BRIEF: Below are some entries. Copy each line that holds the string "What".

── ITEMS ──

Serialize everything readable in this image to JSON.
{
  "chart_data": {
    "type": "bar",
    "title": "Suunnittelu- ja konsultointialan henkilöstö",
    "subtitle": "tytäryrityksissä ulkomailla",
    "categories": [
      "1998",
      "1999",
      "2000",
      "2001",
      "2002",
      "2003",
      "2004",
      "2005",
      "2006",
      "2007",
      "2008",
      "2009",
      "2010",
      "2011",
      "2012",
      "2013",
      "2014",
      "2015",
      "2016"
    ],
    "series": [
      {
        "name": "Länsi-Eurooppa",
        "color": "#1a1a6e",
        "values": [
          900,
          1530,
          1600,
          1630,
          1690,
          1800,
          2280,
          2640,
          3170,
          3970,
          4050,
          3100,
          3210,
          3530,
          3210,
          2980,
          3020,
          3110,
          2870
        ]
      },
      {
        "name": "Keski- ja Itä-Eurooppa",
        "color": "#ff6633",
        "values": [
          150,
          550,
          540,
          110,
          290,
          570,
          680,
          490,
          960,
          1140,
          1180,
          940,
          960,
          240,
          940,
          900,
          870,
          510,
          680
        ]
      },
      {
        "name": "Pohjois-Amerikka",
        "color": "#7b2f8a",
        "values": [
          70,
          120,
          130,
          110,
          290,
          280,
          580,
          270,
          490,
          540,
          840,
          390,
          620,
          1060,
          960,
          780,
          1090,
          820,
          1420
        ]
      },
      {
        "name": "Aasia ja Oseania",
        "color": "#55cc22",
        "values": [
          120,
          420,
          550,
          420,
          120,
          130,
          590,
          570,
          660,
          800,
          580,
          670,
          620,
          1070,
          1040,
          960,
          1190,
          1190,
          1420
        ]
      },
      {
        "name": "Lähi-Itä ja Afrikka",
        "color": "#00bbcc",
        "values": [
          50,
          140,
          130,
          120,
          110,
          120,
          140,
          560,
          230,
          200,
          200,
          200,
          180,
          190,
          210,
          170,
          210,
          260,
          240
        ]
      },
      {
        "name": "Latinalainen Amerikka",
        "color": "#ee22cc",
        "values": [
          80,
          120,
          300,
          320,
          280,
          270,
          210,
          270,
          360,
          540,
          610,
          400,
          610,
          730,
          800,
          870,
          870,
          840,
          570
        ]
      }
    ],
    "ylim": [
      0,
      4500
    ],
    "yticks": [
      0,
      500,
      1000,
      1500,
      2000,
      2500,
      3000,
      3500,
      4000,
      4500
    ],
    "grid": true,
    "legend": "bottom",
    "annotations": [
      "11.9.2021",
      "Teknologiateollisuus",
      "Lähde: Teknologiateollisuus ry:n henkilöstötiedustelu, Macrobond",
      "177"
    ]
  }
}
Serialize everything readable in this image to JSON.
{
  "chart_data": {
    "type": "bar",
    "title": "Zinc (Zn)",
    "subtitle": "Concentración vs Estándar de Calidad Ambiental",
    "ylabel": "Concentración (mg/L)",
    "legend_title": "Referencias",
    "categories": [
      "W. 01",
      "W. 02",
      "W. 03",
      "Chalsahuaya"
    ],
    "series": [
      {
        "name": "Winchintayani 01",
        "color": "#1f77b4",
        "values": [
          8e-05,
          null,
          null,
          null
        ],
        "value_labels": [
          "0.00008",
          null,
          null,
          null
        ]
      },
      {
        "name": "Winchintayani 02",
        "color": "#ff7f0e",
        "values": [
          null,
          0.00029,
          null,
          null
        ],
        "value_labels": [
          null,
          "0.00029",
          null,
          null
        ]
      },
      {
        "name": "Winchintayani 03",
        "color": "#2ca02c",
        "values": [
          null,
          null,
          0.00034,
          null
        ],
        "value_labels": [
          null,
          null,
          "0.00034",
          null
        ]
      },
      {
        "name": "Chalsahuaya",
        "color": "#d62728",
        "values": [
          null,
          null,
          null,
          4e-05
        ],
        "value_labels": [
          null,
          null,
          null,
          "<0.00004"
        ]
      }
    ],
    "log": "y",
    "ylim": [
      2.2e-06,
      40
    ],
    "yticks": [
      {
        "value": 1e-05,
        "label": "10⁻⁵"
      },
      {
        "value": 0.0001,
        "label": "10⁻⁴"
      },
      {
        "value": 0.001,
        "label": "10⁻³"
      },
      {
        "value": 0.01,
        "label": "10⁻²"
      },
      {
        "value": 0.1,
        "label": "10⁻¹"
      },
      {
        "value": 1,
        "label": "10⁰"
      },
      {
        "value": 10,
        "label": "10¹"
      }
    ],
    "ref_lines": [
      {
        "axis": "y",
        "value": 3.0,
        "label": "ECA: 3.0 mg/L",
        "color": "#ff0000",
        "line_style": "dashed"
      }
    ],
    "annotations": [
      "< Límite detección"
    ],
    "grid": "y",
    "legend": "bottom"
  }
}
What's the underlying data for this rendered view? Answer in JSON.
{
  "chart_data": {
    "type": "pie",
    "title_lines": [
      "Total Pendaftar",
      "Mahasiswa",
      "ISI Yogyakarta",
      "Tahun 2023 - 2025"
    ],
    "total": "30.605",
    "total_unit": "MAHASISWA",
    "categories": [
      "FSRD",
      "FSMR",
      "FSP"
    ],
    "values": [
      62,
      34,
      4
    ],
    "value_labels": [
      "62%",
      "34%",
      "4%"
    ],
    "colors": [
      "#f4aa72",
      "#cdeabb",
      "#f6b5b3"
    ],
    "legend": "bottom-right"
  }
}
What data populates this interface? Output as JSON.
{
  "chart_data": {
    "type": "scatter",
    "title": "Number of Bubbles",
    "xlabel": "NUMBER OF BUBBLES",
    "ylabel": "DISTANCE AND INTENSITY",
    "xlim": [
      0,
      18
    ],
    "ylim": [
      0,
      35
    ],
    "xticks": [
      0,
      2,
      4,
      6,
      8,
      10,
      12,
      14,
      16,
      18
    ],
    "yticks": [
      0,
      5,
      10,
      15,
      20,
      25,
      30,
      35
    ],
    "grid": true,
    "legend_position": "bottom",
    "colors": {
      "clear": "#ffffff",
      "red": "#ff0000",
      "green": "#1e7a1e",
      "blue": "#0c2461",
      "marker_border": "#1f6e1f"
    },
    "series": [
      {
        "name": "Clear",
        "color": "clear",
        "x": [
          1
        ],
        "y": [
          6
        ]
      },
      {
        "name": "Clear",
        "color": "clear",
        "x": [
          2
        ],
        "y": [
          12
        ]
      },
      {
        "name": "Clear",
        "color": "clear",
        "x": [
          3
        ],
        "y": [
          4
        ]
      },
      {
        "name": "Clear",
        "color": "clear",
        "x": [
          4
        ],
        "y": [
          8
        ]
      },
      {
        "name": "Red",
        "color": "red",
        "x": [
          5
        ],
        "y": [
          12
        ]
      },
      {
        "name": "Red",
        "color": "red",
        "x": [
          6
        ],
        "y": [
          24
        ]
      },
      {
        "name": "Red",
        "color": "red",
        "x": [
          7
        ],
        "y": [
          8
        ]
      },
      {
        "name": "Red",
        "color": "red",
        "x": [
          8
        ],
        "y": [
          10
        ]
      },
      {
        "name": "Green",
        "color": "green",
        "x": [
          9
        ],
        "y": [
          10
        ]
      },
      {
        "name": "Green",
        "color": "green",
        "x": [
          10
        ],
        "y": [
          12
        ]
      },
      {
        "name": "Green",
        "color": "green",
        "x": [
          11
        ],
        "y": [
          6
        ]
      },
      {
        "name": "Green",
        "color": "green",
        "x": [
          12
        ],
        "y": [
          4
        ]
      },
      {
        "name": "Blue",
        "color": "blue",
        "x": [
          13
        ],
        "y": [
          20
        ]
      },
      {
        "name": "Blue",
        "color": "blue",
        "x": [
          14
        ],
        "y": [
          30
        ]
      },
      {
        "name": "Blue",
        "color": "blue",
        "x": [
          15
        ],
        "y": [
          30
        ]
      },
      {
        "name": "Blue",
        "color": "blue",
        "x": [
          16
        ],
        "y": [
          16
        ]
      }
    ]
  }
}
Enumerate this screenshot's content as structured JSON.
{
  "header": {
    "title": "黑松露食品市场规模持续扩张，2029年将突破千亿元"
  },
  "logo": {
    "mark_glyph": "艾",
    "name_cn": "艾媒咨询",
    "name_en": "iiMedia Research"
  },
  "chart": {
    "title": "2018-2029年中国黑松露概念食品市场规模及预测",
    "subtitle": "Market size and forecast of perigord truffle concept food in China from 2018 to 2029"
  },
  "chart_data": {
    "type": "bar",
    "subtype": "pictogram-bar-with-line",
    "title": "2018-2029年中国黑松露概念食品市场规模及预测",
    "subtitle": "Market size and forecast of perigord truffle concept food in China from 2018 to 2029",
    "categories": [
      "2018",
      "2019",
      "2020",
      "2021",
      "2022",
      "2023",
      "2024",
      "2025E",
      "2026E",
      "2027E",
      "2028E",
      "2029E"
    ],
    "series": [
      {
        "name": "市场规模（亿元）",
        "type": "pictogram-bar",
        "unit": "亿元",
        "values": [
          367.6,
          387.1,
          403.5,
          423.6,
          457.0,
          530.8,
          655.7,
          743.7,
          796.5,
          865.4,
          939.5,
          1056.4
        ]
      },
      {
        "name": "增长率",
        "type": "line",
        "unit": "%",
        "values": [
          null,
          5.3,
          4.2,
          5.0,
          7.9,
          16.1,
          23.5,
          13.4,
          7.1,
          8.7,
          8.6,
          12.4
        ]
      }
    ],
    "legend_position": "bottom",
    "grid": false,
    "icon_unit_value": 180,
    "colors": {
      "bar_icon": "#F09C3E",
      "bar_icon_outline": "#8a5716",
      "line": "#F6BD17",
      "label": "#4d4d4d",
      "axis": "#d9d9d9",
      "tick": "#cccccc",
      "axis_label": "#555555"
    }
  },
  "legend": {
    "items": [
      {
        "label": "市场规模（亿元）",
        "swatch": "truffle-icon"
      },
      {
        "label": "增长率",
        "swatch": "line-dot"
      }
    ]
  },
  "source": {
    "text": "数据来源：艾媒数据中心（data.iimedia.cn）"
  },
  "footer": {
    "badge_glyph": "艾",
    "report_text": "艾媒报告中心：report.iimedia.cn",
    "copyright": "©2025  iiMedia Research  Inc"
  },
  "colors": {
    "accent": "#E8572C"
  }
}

───

ANSWER FOR THIS EXERCISE:
What's the underlying data for this rendered view? Answer in JSON.
What data populates this interface? Output as JSON.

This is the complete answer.